▶ [THE RECORDS]:

◆ ◆ ◆ ◆ ◆ ◆ ◆

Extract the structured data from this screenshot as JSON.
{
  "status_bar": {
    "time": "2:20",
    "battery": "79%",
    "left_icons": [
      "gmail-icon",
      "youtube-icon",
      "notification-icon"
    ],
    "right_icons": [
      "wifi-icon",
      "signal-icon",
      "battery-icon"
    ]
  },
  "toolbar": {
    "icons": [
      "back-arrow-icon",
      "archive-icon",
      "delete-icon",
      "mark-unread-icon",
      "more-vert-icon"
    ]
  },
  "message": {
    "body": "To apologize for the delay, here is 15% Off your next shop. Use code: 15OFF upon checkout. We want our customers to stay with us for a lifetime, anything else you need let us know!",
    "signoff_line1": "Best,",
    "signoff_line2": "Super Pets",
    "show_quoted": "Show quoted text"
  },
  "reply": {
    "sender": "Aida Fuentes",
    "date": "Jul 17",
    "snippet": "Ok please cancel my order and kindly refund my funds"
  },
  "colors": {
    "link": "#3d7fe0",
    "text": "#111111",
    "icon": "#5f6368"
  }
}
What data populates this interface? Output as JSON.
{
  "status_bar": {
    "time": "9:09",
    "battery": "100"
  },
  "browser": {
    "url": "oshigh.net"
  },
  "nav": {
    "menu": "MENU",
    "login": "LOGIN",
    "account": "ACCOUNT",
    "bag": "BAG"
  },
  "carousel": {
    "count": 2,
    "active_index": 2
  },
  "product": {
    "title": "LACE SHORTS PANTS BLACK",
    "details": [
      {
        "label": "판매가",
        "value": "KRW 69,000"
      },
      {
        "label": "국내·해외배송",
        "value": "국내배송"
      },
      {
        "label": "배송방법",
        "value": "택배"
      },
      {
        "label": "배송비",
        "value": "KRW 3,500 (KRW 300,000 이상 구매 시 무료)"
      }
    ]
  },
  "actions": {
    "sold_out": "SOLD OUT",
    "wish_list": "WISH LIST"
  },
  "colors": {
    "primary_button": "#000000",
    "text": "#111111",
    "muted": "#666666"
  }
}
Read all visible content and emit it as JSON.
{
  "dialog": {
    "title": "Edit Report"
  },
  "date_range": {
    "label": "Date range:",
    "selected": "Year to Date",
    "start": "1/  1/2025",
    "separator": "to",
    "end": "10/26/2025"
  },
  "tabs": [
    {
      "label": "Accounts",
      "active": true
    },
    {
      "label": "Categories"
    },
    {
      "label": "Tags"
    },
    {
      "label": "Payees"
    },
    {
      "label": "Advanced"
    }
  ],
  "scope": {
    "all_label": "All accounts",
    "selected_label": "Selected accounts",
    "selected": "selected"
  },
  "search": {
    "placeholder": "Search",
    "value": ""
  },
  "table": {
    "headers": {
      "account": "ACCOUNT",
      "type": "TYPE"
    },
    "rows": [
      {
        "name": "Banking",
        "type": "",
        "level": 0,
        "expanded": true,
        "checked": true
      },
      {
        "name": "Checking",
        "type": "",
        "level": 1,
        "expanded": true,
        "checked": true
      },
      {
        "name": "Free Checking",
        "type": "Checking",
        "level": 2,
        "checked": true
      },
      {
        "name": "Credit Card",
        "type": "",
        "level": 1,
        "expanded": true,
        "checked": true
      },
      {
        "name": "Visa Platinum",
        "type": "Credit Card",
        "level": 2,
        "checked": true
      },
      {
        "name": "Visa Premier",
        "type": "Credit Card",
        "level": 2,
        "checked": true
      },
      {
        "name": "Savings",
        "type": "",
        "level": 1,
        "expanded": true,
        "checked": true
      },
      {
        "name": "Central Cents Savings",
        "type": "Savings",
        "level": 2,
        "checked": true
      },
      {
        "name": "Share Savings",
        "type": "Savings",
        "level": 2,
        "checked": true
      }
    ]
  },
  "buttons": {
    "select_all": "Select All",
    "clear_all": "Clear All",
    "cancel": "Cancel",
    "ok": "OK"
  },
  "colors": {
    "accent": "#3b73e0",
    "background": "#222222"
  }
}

◆ ◆ ◆ ◆ ◆ ◆ ◆

▶ [STATED PROBLEM]: Every line above should be written out again exactly as it stands.

▶ [FINAL RESULT]:
Extract the structured data from this screenshot as JSON.
{
  "status_bar": {
    "time": "2:20",
    "battery": "79%",
    "left_icons": [
      "gmail-icon",
      "youtube-icon",
      "notification-icon"
    ],
    "right_icons": [
      "wifi-icon",
      "signal-icon",
      "battery-icon"
    ]
  },
  "toolbar": {
    "icons": [
      "back-arrow-icon",
      "archive-icon",
      "delete-icon",
      "mark-unread-icon",
      "more-vert-icon"
    ]
  },
  "message": {
    "body": "To apologize for the delay, here is 15% Off your next shop. Use code: 15OFF upon checkout. We want our customers to stay with us for a lifetime, anything else you need let us know!",
    "signoff_line1": "Best,",
    "signoff_line2": "Super Pets",
    "show_quoted": "Show quoted text"
  },
  "reply": {
    "sender": "Aida Fuentes",
    "date": "Jul 17",
    "snippet": "Ok please cancel my order and kindly refund my funds"
  },
  "colors": {
    "link": "#3d7fe0",
    "text": "#111111",
    "icon": "#5f6368"
  }
}
What data populates this interface? Output as JSON.
{
  "status_bar": {
    "time": "9:09",
    "battery": "100"
  },
  "browser": {
    "url": "oshigh.net"
  },
  "nav": {
    "menu": "MENU",
    "login": "LOGIN",
    "account": "ACCOUNT",
    "bag": "BAG"
  },
  "carousel": {
    "count": 2,
    "active_index": 2
  },
  "product": {
    "title": "LACE SHORTS PANTS BLACK",
    "details": [
      {
        "label": "판매가",
        "value": "KRW 69,000"
      },
      {
        "label": "국내·해외배송",
        "value": "국내배송"
      },
      {
        "label": "배송방법",
        "value": "택배"
      },
      {
        "label": "배송비",
        "value": "KRW 3,500 (KRW 300,000 이상 구매 시 무료)"
      }
    ]
  },
  "actions": {
    "sold_out": "SOLD OUT",
    "wish_list": "WISH LIST"
  },
  "colors": {
    "primary_button": "#000000",
    "text": "#111111",
    "muted": "#666666"
  }
}
Read all visible content and emit it as JSON.
{
  "dialog": {
    "title": "Edit Report"
  },
  "date_range": {
    "label": "Date range:",
    "selected": "Year to Date",
    "start": "1/  1/2025",
    "separator": "to",
    "end": "10/26/2025"
  },
  "tabs": [
    {
      "label": "Accounts",
      "active": true
    },
    {
      "label": "Categories"
    },
    {
      "label": "Tags"
    },
    {
      "label": "Payees"
    },
    {
      "label": "Advanced"
    }
  ],
  "scope": {
    "all_label": "All accounts",
    "selected_label": "Selected accounts",
    "selected": "selected"
  },
  "search": {
    "placeholder": "Search",
    "value": ""
  },
  "table": {
    "headers": {
      "account": "ACCOUNT",
      "type": "TYPE"
    },
    "rows": [
      {
        "name": "Banking",
        "type": "",
        "level": 0,
        "expanded": true,
        "checked": true
      },
      {
        "name": "Checking",
        "type": "",
        "level": 1,
        "expanded": true,
        "checked": true
      },
      {
        "name": "Free Checking",
        "type": "Checking",
        "level": 2,
        "checked": true
      },
      {
        "name": "Credit Card",
        "type": "",
        "level": 1,
        "expanded": true,
        "checked": true
      },
      {
        "name": "Visa Platinum",
        "type": "Credit Card",
        "level": 2,
        "checked": true
      },
      {
        "name": "Visa Premier",
        "type": "Credit Card",
        "level": 2,
        "checked": true
      },
      {
        "name": "Savings",
        "type": "",
        "level": 1,
        "expanded": true,
        "checked": true
      },
      {
        "name": "Central Cents Savings",
        "type": "Savings",
        "level": 2,
        "checked": true
      },
      {
        "name": "Share Savings",
        "type": "Savings",
        "level": 2,
        "checked": true
      }
    ]
  },
  "buttons": {
    "select_all": "Select All",
    "clear_all": "Clear All",
    "cancel": "Cancel",
    "ok": "OK"
  },
  "colors": {
    "accent": "#3b73e0",
    "background": "#222222"
  }
}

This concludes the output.